__Written request__. "Outlook" appears in how many lines of the entries? State only the number.

··········

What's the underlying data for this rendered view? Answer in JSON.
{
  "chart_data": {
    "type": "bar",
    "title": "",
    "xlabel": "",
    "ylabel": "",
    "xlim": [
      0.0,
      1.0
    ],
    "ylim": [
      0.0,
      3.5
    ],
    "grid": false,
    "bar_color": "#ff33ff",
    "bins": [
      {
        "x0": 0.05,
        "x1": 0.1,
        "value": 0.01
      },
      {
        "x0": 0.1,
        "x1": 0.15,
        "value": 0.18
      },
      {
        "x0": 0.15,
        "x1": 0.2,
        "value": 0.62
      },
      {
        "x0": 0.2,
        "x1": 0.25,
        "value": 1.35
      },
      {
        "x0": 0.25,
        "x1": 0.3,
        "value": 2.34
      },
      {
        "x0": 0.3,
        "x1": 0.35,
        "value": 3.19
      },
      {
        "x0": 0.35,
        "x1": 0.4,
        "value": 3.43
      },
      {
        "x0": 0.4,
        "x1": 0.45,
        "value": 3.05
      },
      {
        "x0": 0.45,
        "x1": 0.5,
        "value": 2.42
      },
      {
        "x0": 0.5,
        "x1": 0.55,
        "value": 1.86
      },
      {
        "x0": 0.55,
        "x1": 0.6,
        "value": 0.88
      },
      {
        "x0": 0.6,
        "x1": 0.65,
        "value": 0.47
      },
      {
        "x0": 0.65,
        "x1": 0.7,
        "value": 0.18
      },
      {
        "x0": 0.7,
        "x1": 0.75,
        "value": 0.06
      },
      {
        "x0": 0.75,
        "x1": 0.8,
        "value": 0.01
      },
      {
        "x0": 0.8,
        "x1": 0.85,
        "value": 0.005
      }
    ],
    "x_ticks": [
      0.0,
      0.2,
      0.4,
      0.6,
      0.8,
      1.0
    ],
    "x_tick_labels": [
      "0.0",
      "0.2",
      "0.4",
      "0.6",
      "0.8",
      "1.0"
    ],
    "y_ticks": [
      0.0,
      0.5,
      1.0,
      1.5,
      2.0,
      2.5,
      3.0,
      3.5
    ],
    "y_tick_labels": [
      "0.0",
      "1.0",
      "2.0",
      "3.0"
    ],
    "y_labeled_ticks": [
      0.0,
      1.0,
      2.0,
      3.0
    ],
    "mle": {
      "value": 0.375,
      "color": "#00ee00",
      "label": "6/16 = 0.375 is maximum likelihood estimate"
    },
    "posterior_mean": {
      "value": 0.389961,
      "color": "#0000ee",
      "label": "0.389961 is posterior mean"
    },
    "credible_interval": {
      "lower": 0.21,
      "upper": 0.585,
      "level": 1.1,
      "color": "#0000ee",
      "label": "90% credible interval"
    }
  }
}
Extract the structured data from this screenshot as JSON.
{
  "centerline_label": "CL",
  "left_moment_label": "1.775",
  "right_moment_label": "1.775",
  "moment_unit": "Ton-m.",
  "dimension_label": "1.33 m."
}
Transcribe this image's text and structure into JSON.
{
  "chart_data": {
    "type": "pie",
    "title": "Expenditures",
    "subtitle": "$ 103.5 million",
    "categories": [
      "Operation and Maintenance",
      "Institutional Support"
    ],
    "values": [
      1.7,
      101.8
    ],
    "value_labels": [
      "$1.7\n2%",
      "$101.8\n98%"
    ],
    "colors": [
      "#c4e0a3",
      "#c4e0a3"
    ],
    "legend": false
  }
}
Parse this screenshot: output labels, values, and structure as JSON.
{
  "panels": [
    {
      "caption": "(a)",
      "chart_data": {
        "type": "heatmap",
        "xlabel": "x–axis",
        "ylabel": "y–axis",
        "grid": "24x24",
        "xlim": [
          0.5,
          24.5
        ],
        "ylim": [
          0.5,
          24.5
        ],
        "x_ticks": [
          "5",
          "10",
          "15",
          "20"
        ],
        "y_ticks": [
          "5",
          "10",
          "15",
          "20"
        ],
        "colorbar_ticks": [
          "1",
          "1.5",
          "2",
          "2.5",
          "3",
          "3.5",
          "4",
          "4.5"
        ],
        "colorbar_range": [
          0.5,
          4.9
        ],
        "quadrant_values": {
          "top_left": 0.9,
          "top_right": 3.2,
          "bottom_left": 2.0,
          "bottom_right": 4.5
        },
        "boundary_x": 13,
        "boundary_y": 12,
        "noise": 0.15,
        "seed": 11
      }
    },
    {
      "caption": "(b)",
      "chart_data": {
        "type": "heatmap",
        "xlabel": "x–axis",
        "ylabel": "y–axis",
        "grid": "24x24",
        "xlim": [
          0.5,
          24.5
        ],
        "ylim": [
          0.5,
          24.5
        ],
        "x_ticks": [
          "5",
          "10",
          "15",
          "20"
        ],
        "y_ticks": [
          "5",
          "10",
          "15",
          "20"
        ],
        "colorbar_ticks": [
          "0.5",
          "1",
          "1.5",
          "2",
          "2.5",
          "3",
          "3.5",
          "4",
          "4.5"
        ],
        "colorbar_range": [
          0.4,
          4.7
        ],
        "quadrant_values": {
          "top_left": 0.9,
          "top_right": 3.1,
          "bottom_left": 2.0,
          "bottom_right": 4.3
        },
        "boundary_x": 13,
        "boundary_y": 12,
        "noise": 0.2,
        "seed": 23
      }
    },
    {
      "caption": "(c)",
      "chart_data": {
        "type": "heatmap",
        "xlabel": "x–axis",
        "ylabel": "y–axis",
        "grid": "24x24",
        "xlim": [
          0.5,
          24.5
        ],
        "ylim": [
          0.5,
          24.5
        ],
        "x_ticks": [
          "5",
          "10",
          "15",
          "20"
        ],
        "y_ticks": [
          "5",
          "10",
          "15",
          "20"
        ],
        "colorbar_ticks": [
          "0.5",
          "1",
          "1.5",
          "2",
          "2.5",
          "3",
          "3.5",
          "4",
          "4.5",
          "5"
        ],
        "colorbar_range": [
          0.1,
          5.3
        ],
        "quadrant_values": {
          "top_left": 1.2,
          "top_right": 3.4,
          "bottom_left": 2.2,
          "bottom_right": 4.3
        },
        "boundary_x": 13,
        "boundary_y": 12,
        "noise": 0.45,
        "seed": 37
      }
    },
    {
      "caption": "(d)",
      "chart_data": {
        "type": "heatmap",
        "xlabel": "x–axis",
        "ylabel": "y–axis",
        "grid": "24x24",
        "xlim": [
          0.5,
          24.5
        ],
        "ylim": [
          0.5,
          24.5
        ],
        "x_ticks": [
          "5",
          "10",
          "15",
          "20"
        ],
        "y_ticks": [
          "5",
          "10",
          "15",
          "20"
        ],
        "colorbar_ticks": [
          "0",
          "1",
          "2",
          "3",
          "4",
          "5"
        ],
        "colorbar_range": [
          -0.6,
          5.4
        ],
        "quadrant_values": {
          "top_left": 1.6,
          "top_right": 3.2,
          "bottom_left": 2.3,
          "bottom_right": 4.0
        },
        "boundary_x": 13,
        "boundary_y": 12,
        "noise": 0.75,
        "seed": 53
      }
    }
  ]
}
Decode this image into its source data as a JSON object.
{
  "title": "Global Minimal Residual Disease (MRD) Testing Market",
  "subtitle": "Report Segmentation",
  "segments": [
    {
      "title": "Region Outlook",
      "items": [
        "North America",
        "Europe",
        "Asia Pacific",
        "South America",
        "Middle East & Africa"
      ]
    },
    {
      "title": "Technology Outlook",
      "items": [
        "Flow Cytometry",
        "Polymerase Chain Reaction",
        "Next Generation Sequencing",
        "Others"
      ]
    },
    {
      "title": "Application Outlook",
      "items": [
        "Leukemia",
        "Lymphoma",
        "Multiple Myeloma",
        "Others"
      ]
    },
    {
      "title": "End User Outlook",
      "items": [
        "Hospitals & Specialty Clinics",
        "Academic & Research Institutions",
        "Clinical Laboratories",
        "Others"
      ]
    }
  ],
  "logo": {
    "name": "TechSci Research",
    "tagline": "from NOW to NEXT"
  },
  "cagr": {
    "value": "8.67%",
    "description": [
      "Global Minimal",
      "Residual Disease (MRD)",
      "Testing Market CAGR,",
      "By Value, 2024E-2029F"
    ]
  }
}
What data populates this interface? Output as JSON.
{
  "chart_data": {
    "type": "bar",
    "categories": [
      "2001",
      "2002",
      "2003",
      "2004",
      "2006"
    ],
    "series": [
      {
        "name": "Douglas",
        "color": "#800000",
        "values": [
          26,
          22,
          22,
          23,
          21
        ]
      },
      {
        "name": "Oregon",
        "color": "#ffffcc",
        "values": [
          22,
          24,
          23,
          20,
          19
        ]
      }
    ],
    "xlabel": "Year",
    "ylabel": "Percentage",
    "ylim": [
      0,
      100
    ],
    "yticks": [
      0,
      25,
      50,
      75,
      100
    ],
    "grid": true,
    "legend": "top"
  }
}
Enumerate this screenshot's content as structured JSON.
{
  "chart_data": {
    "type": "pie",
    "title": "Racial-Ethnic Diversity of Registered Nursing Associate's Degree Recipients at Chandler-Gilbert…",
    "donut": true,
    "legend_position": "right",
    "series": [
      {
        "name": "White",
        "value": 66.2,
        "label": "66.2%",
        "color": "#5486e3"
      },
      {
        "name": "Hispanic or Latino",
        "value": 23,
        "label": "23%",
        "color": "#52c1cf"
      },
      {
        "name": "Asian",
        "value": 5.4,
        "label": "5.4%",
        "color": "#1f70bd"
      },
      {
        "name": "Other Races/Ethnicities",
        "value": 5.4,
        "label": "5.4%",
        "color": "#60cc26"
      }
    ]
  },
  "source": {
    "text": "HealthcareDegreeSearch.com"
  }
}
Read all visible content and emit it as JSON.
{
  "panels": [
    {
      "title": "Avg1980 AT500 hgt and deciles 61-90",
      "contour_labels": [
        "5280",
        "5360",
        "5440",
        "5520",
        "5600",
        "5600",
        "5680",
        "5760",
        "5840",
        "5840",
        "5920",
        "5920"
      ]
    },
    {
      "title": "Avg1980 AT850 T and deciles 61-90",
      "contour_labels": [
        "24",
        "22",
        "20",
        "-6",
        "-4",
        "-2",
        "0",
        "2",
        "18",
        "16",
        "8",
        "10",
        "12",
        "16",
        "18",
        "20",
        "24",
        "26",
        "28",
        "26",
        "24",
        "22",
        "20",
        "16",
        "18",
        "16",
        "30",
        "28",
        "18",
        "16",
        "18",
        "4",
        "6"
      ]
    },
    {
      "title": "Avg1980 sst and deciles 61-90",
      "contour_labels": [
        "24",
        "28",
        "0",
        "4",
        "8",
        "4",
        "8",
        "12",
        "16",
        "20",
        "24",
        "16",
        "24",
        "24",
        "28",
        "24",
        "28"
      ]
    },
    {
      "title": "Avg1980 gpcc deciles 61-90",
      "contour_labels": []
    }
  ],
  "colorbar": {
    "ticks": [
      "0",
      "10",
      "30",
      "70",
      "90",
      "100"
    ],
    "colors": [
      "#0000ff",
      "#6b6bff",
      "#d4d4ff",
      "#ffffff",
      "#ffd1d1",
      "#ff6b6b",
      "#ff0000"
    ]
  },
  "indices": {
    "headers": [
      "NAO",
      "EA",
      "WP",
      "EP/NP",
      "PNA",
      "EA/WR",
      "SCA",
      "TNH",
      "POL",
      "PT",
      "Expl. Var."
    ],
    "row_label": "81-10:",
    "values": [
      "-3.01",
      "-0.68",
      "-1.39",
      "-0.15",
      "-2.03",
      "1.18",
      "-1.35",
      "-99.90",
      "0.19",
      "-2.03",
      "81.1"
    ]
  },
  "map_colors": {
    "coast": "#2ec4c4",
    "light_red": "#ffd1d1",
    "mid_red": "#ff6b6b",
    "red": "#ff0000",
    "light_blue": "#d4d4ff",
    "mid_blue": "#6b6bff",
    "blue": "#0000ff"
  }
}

··········

__The solution__. 4